Begin

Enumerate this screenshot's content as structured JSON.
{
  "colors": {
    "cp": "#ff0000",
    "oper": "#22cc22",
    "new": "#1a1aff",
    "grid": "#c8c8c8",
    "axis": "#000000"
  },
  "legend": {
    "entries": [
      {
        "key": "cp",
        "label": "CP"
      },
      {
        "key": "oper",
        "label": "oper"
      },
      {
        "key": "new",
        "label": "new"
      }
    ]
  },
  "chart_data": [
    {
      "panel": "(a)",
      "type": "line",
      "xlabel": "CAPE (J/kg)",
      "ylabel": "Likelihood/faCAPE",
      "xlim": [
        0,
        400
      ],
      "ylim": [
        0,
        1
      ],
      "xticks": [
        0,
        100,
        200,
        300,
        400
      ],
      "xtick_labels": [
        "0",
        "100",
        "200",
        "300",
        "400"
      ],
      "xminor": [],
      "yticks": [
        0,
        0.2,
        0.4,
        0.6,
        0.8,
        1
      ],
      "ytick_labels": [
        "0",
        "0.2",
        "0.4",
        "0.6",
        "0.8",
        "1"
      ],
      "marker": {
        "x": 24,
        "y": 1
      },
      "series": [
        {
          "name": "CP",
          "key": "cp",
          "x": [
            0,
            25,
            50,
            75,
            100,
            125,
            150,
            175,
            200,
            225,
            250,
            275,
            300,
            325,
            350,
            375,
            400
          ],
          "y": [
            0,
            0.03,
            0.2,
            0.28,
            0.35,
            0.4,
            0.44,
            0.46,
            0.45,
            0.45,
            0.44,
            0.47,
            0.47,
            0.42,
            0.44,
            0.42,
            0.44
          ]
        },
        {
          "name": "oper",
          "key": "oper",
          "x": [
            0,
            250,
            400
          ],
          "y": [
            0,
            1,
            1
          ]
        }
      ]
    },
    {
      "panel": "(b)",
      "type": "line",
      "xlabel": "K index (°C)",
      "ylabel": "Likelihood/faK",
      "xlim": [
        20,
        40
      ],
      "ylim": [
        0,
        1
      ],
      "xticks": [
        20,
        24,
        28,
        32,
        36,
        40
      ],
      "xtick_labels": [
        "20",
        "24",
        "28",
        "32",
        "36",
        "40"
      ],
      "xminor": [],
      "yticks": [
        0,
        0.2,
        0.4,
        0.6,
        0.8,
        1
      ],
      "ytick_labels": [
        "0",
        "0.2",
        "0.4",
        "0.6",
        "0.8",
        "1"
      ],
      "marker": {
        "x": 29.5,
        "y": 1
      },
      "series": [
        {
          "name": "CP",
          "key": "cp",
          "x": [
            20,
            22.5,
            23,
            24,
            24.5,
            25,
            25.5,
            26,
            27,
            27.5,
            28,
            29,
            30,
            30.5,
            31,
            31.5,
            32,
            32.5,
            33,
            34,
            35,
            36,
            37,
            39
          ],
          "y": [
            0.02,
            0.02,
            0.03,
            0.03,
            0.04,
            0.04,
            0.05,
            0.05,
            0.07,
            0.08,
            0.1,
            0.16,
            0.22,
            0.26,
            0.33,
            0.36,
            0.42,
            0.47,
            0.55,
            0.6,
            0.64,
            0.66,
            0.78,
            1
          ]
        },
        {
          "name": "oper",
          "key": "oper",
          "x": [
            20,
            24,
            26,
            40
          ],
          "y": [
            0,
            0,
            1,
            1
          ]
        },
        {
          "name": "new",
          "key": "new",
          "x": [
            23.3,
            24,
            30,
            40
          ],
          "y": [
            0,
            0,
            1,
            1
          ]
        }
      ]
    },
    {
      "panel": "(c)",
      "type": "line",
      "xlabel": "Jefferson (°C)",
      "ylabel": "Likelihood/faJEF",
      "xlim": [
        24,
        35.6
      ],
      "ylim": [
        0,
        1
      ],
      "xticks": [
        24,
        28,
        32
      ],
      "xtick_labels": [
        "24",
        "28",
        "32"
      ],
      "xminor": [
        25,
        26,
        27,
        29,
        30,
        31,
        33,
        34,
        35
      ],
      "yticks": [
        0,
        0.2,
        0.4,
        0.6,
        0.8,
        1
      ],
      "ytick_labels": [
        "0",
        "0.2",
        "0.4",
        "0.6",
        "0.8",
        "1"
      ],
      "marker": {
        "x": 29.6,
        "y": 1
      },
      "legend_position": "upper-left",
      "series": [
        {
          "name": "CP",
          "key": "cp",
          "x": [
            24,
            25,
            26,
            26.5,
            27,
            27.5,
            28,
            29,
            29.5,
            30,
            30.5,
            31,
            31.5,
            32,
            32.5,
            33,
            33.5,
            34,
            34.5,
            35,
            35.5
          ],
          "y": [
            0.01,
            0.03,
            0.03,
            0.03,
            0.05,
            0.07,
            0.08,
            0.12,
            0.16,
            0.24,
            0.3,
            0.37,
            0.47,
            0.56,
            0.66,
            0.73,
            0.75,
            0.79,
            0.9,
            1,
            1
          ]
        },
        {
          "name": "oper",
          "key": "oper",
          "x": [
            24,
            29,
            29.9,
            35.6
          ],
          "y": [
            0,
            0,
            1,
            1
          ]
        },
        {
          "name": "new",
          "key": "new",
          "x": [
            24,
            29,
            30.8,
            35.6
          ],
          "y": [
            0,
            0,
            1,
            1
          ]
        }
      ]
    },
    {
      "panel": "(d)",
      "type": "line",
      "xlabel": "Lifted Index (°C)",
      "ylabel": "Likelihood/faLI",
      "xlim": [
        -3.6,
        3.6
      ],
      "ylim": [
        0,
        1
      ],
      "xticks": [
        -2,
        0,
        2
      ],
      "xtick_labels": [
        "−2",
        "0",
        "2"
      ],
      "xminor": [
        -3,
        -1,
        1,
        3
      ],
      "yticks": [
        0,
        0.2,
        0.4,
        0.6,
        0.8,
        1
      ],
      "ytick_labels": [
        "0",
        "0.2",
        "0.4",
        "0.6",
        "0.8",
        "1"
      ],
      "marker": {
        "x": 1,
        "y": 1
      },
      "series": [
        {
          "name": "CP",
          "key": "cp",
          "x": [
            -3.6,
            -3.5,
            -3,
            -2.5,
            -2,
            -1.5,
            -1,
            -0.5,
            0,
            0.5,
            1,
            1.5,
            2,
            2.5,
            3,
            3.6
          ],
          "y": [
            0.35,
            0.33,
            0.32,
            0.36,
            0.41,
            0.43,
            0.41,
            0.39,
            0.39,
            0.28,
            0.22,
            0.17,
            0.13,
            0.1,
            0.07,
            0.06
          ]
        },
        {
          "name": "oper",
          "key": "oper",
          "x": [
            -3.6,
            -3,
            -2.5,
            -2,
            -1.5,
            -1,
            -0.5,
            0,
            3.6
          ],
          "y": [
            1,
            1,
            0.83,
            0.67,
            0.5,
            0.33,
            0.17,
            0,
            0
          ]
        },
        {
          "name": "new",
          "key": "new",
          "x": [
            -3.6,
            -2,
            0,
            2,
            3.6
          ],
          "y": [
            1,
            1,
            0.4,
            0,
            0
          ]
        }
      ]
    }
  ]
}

End

**Written task:**
Exactly as they are written, print the entries again.

**Exercise answer:**
Enumerate this screenshot's content as structured JSON.
{
  "colors": {
    "cp": "#ff0000",
    "oper": "#22cc22",
    "new": "#1a1aff",
    "grid": "#c8c8c8",
    "axis": "#000000"
  },
  "legend": {
    "entries": [
      {
        "key": "cp",
        "label": "CP"
      },
      {
        "key": "oper",
        "label": "oper"
      },
      {
        "key": "new",
        "label": "new"
      }
    ]
  },
  "chart_data": [
    {
      "panel": "(a)",
      "type": "line",
      "xlabel": "CAPE (J/kg)",
      "ylabel": "Likelihood/faCAPE",
      "xlim": [
        0,
        400
      ],
      "ylim": [
        0,
        1
      ],
      "xticks": [
        0,
        100,
        200,
        300,
        400
      ],
      "xtick_labels": [
        "0",
        "100",
        "200",
        "300",
        "400"
      ],
      "xminor": [],
      "yticks": [
        0,
        0.2,
        0.4,
        0.6,
        0.8,
        1
      ],
      "ytick_labels": [
        "0",
        "0.2",
        "0.4",
        "0.6",
        "0.8",
        "1"
      ],
      "marker": {
        "x": 24,
        "y": 1
      },
      "series": [
        {
          "name": "CP",
          "key": "cp",
          "x": [
            0,
            25,
            50,
            75,
            100,
            125,
            150,
            175,
            200,
            225,
            250,
            275,
            300,
            325,
            350,
            375,
            400
          ],
          "y": [
            0,
            0.03,
            0.2,
            0.28,
            0.35,
            0.4,
            0.44,
            0.46,
            0.45,
            0.45,
            0.44,
            0.47,
            0.47,
            0.42,
            0.44,
            0.42,
            0.44
          ]
        },
        {
          "name": "oper",
          "key": "oper",
          "x": [
            0,
            250,
            400
          ],
          "y": [
            0,
            1,
            1
          ]
        }
      ]
    },
    {
      "panel": "(b)",
      "type": "line",
      "xlabel": "K index (°C)",
      "ylabel": "Likelihood/faK",
      "xlim": [
        20,
        40
      ],
      "ylim": [
        0,
        1
      ],
      "xticks": [
        20,
        24,
        28,
        32,
        36,
        40
      ],
      "xtick_labels": [
        "20",
        "24",
        "28",
        "32",
        "36",
        "40"
      ],
      "xminor": [],
      "yticks": [
        0,
        0.2,
        0.4,
        0.6,
        0.8,
        1
      ],
      "ytick_labels": [
        "0",
        "0.2",
        "0.4",
        "0.6",
        "0.8",
        "1"
      ],
      "marker": {
        "x": 29.5,
        "y": 1
      },
      "series": [
        {
          "name": "CP",
          "key": "cp",
          "x": [
            20,
            22.5,
            23,
            24,
            24.5,
            25,
            25.5,
            26,
            27,
            27.5,
            28,
            29,
            30,
            30.5,
            31,
            31.5,
            32,
            32.5,
            33,
            34,
            35,
            36,
            37,
            39
          ],
          "y": [
            0.02,
            0.02,
            0.03,
            0.03,
            0.04,
            0.04,
            0.05,
            0.05,
            0.07,
            0.08,
            0.1,
            0.16,
            0.22,
            0.26,
            0.33,
            0.36,
            0.42,
            0.47,
            0.55,
            0.6,
            0.64,
            0.66,
            0.78,
            1
          ]
        },
        {
          "name": "oper",
          "key": "oper",
          "x": [
            20,
            24,
            26,
            40
          ],
          "y": [
            0,
            0,
            1,
            1
          ]
        },
        {
          "name": "new",
          "key": "new",
          "x": [
            23.3,
            24,
            30,
            40
          ],
          "y": [
            0,
            0,
            1,
            1
          ]
        }
      ]
    },
    {
      "panel": "(c)",
      "type": "line",
      "xlabel": "Jefferson (°C)",
      "ylabel": "Likelihood/faJEF",
      "xlim": [
        24,
        35.6
      ],
      "ylim": [
        0,
        1
      ],
      "xticks": [
        24,
        28,
        32
      ],
      "xtick_labels": [
        "24",
        "28",
        "32"
      ],
      "xminor": [
        25,
        26,
        27,
        29,
        30,
        31,
        33,
        34,
        35
      ],
      "yticks": [
        0,
        0.2,
        0.4,
        0.6,
        0.8,
        1
      ],
      "ytick_labels": [
        "0",
        "0.2",
        "0.4",
        "0.6",
        "0.8",
        "1"
      ],
      "marker": {
        "x": 29.6,
        "y": 1
      },
      "legend_position": "upper-left",
      "series": [
        {
          "name": "CP",
          "key": "cp",
          "x": [
            24,
            25,
            26,
            26.5,
            27,
            27.5,
            28,
            29,
            29.5,
            30,
            30.5,
            31,
            31.5,
            32,
            32.5,
            33,
            33.5,
            34,
            34.5,
            35,
            35.5
          ],
          "y": [
            0.01,
            0.03,
            0.03,
            0.03,
            0.05,
            0.07,
            0.08,
            0.12,
            0.16,
            0.24,
            0.3,
            0.37,
            0.47,
            0.56,
            0.66,
            0.73,
            0.75,
            0.79,
            0.9,
            1,
            1
          ]
        },
        {
          "name": "oper",
          "key": "oper",
          "x": [
            24,
            29,
            29.9,
            35.6
          ],
          "y": [
            0,
            0,
            1,
            1
          ]
        },
        {
          "name": "new",
          "key": "new",
          "x": [
            24,
            29,
            30.8,
            35.6
          ],
          "y": [
            0,
            0,
            1,
            1
          ]
        }
      ]
    },
    {
      "panel": "(d)",
      "type": "line",
      "xlabel": "Lifted Index (°C)",
      "ylabel": "Likelihood/faLI",
      "xlim": [
        -3.6,
        3.6
      ],
      "ylim": [
        0,
        1
      ],
      "xticks": [
        -2,
        0,
        2
      ],
      "xtick_labels": [
        "−2",
        "0",
        "2"
      ],
      "xminor": [
        -3,
        -1,
        1,
        3
      ],
      "yticks": [
        0,
        0.2,
        0.4,
        0.6,
        0.8,
        1
      ],
      "ytick_labels": [
        "0",
        "0.2",
        "0.4",
        "0.6",
        "0.8",
        "1"
      ],
      "marker": {
        "x": 1,
        "y": 1
      },
      "series": [
        {
          "name": "CP",
          "key": "cp",
          "x": [
            -3.6,
            -3.5,
            -3,
            -2.5,
            -2,
            -1.5,
            -1,
            -0.5,
            0,
            0.5,
            1,
            1.5,
            2,
            2.5,
            3,
            3.6
          ],
          "y": [
            0.35,
            0.33,
            0.32,
            0.36,
            0.41,
            0.43,
            0.41,
            0.39,
            0.39,
            0.28,
            0.22,
            0.17,
            0.13,
            0.1,
            0.07,
            0.06
          ]
        },
        {
          "name": "oper",
          "key": "oper",
          "x": [
            -3.6,
            -3,
            -2.5,
            -2,
            -1.5,
            -1,
            -0.5,
            0,
            3.6
          ],
          "y": [
            1,
            1,
            0.83,
            0.67,
            0.5,
            0.33,
            0.17,
            0,
            0
          ]
        },
        {
          "name": "new",
          "key": "new",
          "x": [
            -3.6,
            -2,
            0,
            2,
            3.6
          ],
          "y": [
            1,
            1,
            0.4,
            0,
            0
          ]
        }
      ]
    }
  ]
}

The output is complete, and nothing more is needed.